Task requirements
Please copy every line of the records below that holds the word "observations".

Task inputs
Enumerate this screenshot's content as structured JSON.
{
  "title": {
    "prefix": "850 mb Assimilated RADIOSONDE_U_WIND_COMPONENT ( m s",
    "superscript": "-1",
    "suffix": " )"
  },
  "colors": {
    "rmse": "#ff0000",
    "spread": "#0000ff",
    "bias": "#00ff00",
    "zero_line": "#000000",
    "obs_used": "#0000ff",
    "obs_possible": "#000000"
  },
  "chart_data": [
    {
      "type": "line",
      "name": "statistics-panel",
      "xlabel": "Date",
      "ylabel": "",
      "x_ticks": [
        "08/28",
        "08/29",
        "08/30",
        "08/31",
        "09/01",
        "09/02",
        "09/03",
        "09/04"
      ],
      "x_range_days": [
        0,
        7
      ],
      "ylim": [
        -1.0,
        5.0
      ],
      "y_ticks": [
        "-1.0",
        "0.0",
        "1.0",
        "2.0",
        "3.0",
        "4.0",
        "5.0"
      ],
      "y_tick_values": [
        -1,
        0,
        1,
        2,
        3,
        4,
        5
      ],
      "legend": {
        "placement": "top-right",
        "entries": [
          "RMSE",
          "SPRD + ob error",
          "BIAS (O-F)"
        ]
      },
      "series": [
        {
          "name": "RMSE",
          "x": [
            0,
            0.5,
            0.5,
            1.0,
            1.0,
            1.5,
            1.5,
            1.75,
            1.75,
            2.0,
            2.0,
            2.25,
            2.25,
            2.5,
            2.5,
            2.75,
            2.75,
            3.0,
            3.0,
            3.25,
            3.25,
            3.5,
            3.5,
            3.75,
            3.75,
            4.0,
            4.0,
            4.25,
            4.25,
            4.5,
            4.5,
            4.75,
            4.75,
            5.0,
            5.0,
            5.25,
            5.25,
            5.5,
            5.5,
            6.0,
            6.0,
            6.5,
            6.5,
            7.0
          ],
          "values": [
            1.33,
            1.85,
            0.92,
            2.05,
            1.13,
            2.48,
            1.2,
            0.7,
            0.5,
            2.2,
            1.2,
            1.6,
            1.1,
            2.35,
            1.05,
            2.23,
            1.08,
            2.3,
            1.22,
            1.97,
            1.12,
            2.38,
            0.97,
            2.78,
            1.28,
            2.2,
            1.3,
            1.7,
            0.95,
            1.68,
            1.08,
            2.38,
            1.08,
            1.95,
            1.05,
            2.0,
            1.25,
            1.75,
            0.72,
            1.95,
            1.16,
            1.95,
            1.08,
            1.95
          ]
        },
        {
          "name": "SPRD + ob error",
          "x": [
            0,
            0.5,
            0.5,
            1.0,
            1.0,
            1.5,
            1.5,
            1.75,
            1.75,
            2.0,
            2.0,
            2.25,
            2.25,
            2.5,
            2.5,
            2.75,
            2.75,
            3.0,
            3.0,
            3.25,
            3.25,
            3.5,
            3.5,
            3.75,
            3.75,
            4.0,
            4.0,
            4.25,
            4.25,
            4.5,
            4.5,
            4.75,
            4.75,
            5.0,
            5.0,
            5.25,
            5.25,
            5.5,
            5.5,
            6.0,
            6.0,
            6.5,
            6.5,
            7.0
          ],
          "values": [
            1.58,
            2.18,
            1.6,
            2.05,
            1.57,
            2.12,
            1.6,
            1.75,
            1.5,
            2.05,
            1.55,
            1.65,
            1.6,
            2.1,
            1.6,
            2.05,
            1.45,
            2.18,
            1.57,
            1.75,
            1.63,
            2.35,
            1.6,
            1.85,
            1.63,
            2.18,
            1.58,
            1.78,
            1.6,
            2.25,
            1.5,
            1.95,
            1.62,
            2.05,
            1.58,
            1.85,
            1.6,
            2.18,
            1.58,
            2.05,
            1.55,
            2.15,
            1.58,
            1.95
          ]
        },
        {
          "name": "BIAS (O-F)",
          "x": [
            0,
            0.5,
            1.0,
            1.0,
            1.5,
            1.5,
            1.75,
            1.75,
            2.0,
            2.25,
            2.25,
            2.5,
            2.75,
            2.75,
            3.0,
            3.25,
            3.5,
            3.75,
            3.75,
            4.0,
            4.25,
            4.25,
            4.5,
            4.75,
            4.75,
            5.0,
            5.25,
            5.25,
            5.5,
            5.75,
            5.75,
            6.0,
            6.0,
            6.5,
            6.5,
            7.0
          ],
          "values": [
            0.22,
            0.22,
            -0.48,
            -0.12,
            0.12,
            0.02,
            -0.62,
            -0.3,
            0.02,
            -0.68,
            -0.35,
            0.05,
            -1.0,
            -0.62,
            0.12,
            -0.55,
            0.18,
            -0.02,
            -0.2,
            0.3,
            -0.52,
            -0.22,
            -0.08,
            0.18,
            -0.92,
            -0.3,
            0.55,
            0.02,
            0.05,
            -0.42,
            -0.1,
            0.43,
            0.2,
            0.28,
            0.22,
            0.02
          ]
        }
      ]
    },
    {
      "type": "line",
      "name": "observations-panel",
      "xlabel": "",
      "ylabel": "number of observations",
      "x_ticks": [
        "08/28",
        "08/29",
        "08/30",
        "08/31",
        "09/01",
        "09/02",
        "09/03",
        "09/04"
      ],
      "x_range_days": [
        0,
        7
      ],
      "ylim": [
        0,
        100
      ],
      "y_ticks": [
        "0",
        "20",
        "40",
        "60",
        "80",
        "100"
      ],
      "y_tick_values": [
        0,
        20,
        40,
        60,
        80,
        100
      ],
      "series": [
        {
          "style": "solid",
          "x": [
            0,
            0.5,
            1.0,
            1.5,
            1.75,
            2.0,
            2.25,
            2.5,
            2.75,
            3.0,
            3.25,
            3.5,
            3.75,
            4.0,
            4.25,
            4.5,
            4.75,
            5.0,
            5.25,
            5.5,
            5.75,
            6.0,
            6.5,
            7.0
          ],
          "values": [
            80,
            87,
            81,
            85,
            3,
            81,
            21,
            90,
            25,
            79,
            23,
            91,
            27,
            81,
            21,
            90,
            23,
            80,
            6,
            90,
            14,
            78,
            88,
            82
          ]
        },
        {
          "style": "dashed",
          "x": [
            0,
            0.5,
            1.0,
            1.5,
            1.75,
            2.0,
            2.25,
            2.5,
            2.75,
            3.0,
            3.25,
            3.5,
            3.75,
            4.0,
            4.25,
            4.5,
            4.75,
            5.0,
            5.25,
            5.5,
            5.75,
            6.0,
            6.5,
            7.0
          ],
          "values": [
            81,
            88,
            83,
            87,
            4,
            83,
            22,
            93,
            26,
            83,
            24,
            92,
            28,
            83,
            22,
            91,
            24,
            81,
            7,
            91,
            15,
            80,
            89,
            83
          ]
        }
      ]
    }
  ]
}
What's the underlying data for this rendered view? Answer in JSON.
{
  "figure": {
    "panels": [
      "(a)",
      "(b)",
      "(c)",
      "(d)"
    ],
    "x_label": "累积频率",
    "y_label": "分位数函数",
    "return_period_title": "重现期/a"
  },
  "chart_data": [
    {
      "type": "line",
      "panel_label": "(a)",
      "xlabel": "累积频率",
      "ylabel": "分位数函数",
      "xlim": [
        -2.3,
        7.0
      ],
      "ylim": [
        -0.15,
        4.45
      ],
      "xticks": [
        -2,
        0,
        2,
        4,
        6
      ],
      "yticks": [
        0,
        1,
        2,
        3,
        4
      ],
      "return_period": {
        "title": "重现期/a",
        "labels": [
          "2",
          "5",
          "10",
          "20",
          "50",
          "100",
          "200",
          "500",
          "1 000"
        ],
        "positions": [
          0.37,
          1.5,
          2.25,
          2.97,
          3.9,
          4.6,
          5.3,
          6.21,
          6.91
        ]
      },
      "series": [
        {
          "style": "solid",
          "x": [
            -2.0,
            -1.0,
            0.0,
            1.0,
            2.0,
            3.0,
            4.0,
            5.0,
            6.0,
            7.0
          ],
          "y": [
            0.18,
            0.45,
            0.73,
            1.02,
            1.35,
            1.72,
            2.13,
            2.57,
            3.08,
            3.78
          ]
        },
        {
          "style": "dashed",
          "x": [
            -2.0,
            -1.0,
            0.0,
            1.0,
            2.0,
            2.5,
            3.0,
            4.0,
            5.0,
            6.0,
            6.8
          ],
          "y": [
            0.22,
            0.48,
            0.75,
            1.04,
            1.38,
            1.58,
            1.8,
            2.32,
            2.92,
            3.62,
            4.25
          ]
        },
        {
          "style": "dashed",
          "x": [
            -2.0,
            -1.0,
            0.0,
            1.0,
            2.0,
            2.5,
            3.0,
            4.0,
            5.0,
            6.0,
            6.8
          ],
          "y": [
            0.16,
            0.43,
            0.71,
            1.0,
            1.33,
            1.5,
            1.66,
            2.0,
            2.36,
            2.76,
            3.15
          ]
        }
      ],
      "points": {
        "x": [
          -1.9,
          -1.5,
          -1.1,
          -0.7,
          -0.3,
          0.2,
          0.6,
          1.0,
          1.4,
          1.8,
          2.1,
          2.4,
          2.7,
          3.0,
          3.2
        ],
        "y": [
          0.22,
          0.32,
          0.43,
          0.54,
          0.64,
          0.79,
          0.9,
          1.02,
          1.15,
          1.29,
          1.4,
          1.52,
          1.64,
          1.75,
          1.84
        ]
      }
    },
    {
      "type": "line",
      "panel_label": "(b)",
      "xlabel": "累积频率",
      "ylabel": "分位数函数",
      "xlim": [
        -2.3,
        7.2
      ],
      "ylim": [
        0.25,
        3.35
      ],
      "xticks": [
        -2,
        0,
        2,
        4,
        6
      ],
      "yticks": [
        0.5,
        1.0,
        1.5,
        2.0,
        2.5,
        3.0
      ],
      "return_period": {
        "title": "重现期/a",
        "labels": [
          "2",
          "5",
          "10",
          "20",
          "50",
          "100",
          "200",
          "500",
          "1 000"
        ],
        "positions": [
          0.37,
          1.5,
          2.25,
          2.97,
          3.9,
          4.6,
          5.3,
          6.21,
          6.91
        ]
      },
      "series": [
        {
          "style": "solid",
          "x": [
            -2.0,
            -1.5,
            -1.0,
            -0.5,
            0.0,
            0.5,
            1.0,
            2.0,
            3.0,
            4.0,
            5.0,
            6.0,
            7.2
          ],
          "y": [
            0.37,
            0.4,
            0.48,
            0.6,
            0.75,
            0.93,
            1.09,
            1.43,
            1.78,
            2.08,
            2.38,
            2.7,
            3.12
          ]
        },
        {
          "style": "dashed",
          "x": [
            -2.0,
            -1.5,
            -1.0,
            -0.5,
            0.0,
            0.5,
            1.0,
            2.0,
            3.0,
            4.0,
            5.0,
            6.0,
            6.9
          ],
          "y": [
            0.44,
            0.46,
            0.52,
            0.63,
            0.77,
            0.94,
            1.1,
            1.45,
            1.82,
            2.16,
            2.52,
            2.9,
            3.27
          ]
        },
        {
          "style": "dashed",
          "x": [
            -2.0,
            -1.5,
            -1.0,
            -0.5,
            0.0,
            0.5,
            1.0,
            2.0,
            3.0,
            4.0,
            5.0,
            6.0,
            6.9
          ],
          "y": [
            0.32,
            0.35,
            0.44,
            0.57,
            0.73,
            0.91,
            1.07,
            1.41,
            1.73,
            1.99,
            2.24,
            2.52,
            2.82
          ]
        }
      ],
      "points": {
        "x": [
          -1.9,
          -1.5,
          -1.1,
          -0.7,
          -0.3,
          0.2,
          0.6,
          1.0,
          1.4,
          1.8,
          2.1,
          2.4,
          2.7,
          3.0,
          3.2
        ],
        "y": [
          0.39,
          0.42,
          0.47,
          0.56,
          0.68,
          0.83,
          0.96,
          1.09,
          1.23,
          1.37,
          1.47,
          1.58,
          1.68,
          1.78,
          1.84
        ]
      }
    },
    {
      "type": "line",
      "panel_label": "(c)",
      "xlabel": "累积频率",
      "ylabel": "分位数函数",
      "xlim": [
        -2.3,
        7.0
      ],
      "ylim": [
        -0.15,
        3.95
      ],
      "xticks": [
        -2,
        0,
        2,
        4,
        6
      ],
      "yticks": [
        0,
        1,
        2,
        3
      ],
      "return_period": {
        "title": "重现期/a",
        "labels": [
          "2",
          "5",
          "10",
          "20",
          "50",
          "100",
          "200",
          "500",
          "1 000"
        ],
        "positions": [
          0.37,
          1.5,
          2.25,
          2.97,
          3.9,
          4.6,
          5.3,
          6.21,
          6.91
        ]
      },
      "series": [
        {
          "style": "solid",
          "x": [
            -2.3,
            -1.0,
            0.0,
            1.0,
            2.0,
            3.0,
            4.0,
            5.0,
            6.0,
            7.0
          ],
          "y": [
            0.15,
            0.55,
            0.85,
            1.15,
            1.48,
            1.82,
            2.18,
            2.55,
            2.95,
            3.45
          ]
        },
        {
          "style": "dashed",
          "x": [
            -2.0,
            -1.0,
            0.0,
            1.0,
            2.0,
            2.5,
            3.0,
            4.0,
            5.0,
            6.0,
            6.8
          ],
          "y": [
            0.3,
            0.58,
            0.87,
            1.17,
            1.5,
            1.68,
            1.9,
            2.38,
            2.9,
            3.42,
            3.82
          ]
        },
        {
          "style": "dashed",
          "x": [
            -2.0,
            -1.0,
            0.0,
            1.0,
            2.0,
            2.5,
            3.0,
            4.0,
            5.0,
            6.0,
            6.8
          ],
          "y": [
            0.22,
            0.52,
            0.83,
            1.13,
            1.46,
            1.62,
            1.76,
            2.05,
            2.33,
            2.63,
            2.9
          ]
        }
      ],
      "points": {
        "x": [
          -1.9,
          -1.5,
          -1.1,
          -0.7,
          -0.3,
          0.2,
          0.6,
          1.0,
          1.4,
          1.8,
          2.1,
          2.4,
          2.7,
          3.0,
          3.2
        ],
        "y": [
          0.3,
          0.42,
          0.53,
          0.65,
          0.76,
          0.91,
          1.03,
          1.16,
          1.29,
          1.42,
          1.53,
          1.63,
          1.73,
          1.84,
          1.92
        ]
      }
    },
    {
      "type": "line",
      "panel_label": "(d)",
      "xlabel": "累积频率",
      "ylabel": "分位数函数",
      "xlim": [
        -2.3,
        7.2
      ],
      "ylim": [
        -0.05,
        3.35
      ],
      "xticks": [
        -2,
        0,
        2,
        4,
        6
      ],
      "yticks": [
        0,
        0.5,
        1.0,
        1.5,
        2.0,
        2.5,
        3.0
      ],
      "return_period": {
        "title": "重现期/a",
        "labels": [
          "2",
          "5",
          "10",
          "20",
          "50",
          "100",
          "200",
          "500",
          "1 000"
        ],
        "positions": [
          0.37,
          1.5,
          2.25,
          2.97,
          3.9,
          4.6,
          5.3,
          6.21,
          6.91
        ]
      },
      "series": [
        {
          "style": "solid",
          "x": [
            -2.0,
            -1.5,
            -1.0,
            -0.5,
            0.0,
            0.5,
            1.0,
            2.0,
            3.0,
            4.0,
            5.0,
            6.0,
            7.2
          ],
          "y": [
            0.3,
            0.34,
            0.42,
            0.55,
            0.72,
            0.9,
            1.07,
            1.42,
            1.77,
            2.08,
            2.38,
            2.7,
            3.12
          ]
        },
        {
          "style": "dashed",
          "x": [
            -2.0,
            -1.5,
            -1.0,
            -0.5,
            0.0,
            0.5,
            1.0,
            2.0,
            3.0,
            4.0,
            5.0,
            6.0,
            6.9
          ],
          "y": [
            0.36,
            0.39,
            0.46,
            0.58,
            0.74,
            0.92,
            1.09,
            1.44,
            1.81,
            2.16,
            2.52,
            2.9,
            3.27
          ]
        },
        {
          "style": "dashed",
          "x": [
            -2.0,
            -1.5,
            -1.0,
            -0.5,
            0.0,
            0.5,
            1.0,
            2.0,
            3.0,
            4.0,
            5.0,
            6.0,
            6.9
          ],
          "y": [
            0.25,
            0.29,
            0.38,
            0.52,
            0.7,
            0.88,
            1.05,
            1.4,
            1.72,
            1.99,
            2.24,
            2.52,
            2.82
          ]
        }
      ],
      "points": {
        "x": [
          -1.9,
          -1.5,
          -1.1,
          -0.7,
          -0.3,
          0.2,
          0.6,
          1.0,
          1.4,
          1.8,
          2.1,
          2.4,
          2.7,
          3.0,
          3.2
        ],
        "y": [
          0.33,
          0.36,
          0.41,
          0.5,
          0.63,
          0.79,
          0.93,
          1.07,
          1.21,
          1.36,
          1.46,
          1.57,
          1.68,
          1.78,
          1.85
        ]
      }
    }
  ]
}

Problem solution
      "name": "observations-panel",
      "ylabel": "number of observations",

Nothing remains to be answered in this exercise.